# Problem details
Find the lines with "forward" in them and copy them out.

####################

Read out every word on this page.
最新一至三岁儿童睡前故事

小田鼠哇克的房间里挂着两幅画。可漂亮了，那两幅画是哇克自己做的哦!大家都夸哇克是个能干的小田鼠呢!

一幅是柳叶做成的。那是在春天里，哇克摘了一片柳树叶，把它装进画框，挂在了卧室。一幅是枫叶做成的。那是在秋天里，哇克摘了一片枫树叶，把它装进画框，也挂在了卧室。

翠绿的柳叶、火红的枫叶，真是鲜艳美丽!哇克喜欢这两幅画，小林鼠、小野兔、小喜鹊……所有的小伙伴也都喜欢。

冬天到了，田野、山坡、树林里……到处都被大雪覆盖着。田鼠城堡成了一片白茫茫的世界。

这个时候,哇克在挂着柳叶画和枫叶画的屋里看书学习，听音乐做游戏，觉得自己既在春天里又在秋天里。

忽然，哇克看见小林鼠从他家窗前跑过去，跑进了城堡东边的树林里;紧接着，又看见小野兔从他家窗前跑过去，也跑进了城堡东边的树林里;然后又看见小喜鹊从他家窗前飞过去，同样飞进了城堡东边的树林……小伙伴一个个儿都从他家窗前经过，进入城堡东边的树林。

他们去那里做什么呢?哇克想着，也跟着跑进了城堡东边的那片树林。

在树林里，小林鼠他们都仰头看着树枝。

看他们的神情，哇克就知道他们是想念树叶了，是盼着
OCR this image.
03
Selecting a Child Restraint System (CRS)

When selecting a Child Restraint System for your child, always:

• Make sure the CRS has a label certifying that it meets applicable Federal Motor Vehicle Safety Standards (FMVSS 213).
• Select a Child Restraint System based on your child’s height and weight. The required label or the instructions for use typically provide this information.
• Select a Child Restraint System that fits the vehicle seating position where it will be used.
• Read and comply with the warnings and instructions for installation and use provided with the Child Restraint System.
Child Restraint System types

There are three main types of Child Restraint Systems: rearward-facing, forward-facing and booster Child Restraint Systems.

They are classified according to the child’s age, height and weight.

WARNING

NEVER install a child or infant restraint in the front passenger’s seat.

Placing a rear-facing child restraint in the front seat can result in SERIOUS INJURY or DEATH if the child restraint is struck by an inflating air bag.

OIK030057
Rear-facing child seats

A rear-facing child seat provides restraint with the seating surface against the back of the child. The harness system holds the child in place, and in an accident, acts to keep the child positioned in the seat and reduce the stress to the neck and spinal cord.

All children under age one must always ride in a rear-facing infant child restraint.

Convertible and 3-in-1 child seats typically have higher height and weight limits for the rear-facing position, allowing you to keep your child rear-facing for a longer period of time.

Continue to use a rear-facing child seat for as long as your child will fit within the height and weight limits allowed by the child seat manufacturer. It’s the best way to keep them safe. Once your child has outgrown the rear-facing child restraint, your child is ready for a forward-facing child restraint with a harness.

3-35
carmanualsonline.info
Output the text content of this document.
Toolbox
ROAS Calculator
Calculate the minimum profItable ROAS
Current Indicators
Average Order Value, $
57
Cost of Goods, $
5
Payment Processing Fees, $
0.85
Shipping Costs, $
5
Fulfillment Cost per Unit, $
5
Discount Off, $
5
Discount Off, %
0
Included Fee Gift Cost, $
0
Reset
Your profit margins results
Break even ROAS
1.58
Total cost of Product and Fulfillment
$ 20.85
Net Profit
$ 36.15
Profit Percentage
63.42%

####################

# Response to the exercise
There are three main types of Child Restraint Systems: rearward-facing, forward-facing and booster Child Restraint Systems.
Continue to use a rear-facing child seat for as long as your child will fit within the height and weight limits allowed by the child seat manufacturer. It’s the best way to keep them safe. Once your child has outgrown the rear-facing child restraint, your child is ready for a forward-facing child restraint with a harness.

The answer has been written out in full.